REQUIRED TASK.
Hunt for the word "which" across the entries below, copying each line that holds it.

Data entries
★ ★ ★
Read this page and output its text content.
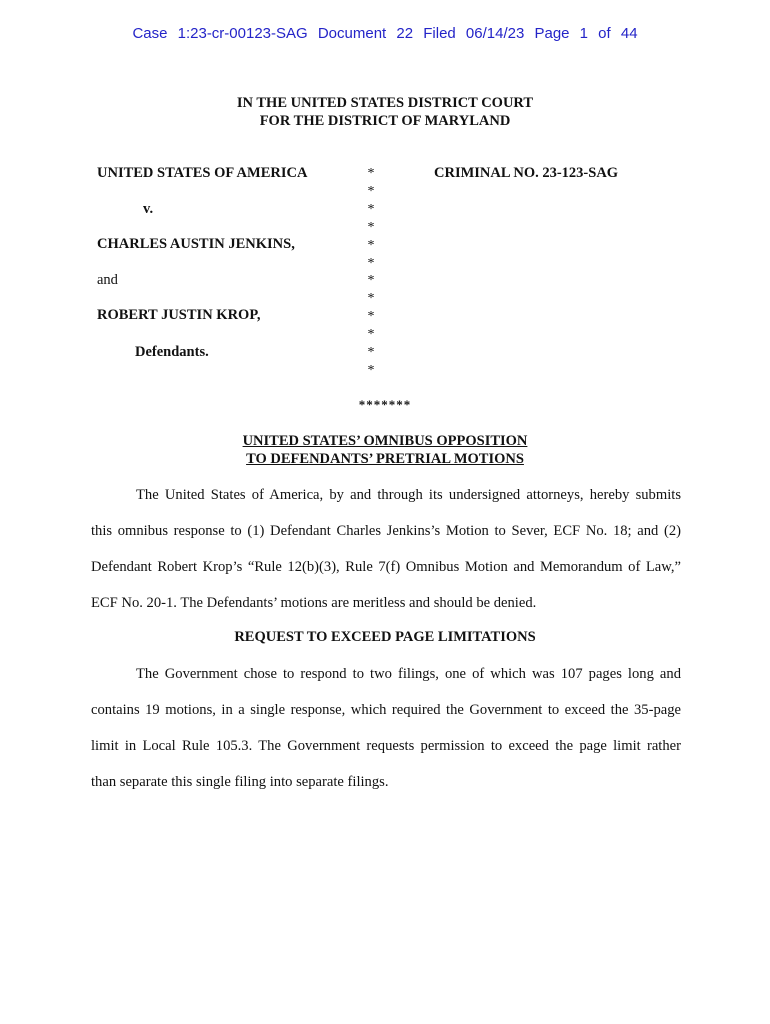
Case 1:23-cr-00123-SAG Document 22 Filed 06/14/23 Page 1 of 44
IN THE UNITED STATES DISTRICT COURT
FOR THE DISTRICT OF MARYLAND
UNITED STATES OF AMERICA	CRIMINAL NO. 23-123-SAG
v.
CHARLES AUSTIN JENKINS,
and
ROBERT JUSTIN KROP,
Defendants.
*
*
*
*
*
*
*
*
*
*
*
*
*******
UNITED STATES’ OMNIBUS OPPOSITION
TO DEFENDANTS’ PRETRIAL MOTIONS
The United States of America, by and through its undersigned attorneys, hereby submits
this omnibus response to (1) Defendant Charles Jenkins’s Motion to Sever, ECF No. 18; and (2)
Defendant Robert Krop’s “Rule 12(b)(3), Rule 7(f) Omnibus Motion and Memorandum of Law,”
ECF No. 20-1. The Defendants’ motions are meritless and should be denied.
REQUEST TO EXCEED PAGE LIMITATIONS
The Government chose to respond to two filings, one of which was 107 pages long and
contains 19 motions, in a single response, which required the Government to exceed the 35-page
limit in Local Rule 105.3. The Government requests permission to exceed the page limit rather
than separate this single filing into separate filings.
★ ★ ★
ANSWER TO THE TASK.
The Government chose to respond to two filings, one of which was 107 pages long and
contains 19 motions, in a single response, which required the Government to exceed the 35-page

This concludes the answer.